# OBJECTIVE
List all lines in the material below that contain "degrees".

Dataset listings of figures

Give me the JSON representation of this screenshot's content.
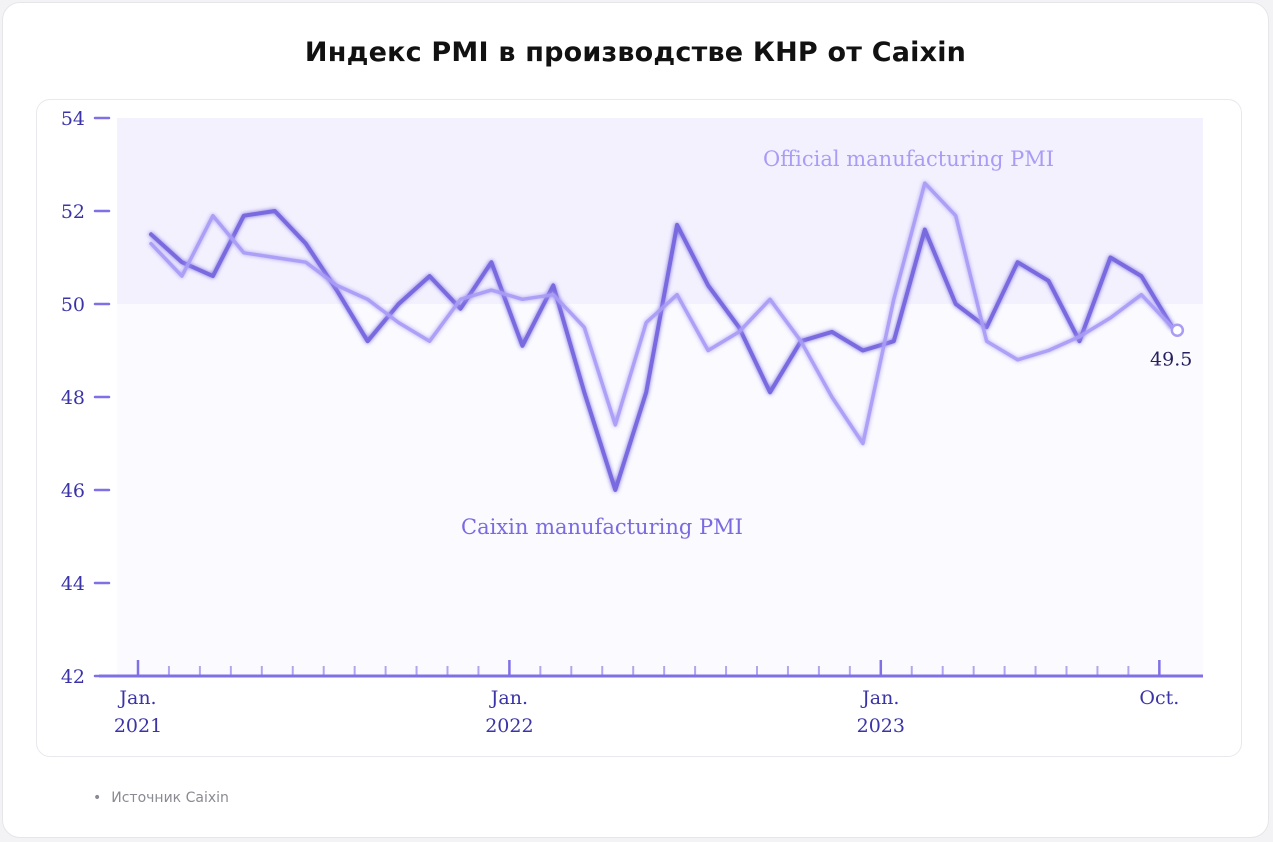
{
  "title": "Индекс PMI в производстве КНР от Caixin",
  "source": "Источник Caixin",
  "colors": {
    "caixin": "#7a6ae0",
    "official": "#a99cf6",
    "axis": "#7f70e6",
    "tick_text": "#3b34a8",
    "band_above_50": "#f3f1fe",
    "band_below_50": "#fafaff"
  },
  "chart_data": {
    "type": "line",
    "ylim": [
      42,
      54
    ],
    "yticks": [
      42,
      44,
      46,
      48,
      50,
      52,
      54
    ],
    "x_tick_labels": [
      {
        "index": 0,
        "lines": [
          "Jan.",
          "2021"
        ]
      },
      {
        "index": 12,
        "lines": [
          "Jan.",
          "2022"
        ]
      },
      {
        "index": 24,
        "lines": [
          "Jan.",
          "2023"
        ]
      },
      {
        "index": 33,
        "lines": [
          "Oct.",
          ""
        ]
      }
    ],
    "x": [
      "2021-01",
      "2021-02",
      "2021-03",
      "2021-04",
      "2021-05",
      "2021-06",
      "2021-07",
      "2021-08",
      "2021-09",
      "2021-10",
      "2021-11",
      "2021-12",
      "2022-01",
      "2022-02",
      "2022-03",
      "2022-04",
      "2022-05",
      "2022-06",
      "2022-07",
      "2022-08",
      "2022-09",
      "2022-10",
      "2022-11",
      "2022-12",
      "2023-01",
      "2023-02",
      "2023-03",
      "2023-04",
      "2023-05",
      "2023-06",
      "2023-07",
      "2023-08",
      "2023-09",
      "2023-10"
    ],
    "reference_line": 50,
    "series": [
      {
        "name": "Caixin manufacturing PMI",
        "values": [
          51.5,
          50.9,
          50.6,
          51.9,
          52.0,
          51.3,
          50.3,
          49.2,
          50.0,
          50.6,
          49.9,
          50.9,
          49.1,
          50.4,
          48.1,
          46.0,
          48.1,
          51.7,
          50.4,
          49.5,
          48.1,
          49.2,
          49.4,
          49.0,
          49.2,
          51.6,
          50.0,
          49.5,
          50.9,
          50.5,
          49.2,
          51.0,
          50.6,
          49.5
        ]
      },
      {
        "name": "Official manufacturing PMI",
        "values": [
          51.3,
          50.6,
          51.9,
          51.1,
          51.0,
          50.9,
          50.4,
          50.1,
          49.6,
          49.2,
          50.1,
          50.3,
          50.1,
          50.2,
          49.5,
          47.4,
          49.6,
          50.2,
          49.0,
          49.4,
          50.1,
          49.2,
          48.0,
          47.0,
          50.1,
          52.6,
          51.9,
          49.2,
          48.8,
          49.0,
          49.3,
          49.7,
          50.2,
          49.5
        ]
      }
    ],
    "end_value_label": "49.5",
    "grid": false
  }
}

...

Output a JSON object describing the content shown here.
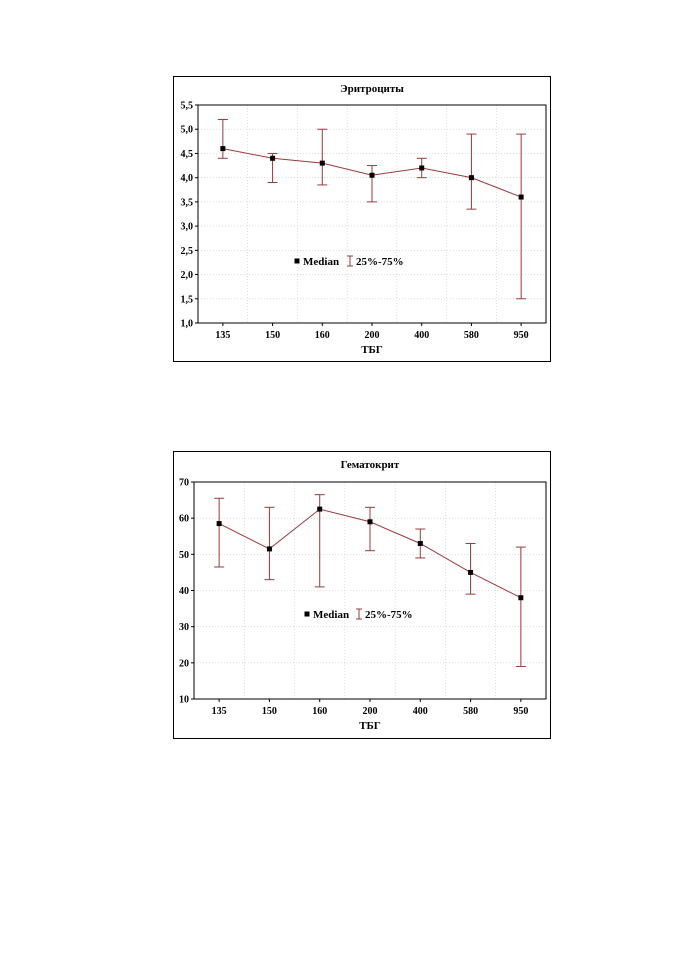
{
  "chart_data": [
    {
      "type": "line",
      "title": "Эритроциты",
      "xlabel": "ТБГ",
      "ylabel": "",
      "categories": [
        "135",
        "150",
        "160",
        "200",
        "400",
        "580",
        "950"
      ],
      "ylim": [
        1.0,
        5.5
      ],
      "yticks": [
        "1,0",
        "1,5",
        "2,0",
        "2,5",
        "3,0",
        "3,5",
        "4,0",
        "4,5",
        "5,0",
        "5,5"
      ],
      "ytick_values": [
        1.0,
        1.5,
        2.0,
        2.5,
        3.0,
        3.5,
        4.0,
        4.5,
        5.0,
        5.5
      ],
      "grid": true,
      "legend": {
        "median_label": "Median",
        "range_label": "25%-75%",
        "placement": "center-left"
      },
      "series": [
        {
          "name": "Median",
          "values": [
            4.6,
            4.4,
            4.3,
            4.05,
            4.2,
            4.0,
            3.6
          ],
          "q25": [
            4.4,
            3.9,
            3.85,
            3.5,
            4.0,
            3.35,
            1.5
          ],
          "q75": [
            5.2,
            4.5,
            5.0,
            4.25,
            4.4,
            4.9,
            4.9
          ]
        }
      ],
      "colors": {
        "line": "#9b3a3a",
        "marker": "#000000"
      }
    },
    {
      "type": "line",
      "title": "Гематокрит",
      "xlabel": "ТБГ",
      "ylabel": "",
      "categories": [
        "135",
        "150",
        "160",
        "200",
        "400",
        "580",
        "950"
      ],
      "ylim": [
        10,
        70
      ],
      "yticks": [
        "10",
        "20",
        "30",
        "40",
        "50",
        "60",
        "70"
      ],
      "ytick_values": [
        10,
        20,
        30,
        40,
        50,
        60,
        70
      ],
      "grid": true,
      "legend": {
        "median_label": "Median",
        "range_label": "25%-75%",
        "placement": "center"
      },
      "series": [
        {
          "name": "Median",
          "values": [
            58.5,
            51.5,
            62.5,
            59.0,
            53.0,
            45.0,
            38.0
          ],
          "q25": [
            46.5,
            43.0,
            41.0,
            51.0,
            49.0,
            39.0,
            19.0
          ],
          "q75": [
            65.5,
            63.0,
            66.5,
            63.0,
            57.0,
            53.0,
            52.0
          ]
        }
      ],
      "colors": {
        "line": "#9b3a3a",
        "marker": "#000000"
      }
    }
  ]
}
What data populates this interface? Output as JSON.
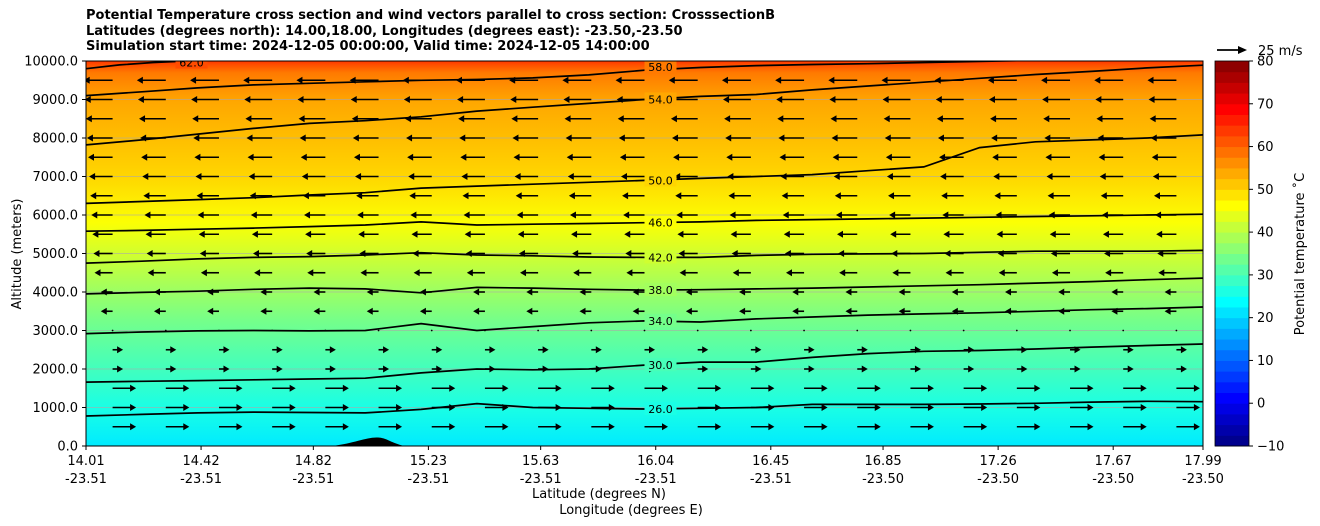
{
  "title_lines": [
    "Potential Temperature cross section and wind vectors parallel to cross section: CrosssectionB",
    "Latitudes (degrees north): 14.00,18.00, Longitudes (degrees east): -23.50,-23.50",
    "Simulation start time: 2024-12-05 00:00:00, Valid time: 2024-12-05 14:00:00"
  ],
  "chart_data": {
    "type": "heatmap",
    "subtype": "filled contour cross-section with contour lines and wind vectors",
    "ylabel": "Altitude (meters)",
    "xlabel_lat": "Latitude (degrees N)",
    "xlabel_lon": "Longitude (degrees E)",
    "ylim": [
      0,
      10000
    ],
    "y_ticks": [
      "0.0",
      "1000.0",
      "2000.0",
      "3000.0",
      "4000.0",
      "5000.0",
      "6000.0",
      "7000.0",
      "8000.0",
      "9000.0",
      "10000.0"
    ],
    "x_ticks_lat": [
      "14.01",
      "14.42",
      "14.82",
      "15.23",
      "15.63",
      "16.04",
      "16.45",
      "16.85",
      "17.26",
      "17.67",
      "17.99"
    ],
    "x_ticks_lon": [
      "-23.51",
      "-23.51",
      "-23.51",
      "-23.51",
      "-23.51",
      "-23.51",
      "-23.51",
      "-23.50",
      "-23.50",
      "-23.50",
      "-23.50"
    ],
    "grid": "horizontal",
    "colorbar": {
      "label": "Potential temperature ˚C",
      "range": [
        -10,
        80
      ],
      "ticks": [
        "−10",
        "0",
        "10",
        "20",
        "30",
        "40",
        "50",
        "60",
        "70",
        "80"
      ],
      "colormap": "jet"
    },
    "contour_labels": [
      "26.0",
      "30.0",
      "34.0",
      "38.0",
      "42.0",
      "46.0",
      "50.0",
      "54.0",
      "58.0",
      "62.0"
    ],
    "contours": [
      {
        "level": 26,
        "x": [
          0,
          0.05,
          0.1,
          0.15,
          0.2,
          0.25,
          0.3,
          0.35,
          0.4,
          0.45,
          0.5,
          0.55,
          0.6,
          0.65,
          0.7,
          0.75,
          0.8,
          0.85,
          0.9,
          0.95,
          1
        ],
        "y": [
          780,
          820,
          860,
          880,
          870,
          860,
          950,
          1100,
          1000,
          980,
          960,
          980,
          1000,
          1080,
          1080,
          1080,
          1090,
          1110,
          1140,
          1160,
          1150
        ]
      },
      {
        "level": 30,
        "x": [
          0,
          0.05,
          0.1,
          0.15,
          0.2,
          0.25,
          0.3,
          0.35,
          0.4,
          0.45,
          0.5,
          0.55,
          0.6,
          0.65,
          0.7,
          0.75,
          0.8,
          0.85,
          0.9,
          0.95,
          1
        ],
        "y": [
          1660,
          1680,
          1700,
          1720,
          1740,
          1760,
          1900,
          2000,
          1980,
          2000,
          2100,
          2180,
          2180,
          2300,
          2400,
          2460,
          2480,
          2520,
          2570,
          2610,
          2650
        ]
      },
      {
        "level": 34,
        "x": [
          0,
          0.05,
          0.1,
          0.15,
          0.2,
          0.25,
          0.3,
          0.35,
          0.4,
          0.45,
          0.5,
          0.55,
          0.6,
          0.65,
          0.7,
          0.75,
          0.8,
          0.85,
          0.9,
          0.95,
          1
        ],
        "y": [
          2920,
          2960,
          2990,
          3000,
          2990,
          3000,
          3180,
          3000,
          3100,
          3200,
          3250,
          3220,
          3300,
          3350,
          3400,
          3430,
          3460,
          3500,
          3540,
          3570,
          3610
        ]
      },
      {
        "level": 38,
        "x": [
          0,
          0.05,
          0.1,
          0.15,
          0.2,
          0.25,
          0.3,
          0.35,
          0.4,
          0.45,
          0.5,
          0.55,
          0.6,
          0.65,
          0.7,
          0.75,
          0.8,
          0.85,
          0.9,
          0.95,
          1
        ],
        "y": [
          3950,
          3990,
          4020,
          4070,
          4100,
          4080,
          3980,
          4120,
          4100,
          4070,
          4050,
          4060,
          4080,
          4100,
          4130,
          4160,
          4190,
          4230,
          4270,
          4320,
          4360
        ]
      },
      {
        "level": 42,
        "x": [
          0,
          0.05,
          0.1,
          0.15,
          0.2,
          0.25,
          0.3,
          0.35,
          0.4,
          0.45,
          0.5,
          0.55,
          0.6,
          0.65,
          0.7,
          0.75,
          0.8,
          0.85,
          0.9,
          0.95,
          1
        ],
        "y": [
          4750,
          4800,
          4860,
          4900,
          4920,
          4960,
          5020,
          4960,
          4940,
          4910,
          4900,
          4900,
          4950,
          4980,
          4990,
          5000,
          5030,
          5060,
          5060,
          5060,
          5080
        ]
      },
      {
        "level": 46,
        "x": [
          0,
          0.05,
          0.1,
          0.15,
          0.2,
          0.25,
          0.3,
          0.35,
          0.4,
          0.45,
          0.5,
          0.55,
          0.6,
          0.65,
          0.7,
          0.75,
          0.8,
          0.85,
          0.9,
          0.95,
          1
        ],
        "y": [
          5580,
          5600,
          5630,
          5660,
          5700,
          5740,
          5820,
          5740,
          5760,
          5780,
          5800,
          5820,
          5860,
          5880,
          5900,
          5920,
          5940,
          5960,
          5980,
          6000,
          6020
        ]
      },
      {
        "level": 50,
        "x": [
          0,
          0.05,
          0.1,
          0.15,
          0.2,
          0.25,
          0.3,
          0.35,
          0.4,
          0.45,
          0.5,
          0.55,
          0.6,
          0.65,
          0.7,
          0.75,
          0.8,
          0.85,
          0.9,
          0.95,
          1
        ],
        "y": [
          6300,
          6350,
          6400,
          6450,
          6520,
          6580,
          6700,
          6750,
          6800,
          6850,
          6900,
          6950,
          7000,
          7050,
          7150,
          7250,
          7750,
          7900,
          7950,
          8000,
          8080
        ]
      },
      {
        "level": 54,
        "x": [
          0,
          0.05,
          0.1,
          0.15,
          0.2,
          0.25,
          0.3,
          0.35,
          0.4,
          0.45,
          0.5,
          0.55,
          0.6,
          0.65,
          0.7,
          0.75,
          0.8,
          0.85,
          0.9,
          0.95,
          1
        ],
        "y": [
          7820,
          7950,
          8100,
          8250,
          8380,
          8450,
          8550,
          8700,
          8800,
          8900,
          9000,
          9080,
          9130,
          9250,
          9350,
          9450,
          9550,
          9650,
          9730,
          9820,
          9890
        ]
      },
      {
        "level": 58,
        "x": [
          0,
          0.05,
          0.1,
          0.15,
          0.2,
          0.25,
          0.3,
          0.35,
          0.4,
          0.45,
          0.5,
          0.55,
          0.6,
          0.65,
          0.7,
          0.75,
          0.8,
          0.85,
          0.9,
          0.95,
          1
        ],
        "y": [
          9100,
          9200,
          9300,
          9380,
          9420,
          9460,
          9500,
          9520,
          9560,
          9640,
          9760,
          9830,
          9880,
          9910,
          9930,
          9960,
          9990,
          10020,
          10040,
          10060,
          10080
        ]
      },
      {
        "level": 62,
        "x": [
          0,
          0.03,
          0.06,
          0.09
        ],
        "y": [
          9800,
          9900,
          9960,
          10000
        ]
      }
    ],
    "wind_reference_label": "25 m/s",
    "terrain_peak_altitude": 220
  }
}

# WRITTEN SOLUTION
    "Latitudes (degrees north): 14.00,18.00, Longitudes (degrees east): -23.50,-23.50",
    "xlabel_lat": "Latitude (degrees N)",
    "xlabel_lon": "Longitude (degrees E)",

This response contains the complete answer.